* BEGIN Data shown *

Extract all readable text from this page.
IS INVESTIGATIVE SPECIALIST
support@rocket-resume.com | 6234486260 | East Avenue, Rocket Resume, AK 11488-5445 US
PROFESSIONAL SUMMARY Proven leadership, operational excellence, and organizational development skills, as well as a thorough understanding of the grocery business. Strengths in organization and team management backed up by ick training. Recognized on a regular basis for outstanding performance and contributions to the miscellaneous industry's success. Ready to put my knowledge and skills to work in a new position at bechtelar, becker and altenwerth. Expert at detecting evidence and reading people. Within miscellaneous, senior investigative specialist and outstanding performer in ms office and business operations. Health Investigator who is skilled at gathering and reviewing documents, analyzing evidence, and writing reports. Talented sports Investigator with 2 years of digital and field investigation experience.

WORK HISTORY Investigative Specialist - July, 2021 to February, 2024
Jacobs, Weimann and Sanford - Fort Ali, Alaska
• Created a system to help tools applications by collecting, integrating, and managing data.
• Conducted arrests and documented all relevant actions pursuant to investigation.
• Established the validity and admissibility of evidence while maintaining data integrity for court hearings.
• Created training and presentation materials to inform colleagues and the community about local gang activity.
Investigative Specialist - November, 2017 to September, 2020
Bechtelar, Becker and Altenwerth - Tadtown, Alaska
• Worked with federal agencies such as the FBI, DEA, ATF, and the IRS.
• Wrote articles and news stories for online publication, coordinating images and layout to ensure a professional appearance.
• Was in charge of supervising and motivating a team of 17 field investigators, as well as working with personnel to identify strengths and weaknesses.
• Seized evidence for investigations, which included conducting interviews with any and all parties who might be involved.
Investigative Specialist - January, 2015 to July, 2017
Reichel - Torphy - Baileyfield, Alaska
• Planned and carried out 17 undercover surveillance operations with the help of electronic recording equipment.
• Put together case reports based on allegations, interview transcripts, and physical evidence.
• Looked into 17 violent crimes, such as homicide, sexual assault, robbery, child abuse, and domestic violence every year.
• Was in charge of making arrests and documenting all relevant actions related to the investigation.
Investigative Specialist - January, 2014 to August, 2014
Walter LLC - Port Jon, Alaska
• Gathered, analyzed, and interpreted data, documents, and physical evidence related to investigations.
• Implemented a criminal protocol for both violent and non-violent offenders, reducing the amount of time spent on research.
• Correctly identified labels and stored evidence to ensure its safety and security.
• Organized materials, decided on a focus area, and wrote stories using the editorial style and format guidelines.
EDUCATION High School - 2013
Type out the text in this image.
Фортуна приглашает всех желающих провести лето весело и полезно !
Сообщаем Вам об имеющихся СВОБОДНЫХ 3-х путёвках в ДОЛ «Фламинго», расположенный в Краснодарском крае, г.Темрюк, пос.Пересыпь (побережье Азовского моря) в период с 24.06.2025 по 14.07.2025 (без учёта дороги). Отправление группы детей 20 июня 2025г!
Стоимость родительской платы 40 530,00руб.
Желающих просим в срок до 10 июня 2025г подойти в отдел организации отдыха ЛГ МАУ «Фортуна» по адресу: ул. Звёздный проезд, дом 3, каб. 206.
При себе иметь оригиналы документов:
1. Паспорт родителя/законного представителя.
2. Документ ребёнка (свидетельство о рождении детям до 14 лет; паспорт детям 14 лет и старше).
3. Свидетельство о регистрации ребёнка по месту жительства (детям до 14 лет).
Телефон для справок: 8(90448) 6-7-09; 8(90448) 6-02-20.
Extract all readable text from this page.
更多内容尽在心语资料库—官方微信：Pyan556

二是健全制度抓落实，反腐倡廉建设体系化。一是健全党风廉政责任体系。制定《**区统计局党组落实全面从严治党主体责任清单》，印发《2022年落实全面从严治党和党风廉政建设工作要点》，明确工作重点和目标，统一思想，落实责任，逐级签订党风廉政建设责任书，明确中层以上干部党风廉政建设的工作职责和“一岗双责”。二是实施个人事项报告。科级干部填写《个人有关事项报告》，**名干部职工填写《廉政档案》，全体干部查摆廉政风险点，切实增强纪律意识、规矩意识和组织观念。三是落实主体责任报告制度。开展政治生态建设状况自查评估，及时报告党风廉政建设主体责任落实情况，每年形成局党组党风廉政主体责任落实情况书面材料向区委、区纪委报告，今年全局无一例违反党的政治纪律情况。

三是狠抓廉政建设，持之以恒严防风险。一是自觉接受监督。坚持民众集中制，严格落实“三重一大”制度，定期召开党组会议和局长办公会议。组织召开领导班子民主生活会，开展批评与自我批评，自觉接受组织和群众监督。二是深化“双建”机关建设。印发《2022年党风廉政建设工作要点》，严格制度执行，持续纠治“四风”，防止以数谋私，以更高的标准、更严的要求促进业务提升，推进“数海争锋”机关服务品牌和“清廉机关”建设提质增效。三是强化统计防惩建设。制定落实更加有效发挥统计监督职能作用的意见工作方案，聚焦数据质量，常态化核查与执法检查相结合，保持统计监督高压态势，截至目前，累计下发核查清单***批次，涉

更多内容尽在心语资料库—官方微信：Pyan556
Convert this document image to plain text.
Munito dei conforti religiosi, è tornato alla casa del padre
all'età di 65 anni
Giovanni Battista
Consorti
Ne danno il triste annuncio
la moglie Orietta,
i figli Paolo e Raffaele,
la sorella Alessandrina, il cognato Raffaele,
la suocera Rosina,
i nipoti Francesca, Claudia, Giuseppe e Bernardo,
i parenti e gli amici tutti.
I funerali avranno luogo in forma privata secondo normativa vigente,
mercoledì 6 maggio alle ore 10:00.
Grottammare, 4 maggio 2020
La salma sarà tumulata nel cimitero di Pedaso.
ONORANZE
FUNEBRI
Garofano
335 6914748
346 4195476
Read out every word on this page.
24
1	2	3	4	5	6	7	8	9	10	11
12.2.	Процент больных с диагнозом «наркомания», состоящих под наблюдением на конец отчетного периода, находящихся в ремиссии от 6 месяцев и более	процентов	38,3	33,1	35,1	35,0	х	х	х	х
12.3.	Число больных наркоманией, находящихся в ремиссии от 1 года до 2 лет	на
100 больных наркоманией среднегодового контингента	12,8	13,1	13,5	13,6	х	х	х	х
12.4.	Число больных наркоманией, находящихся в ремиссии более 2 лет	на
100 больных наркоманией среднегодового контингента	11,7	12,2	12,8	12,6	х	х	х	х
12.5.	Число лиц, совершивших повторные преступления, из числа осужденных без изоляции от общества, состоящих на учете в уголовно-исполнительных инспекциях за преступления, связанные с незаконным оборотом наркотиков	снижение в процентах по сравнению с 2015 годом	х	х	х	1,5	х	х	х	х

* END Data shown *

| The task |
Among the records above, find each line holding the string "ребёнка" and pull it out.

| Answer to this task |
2. Документ ребёнка (свидетельство о рождении детям до 14 лет; паспорт детям 14 лет и старше).
3. Свидетельство о регистрации ребёнка по месту жительства (детям до 14 лет).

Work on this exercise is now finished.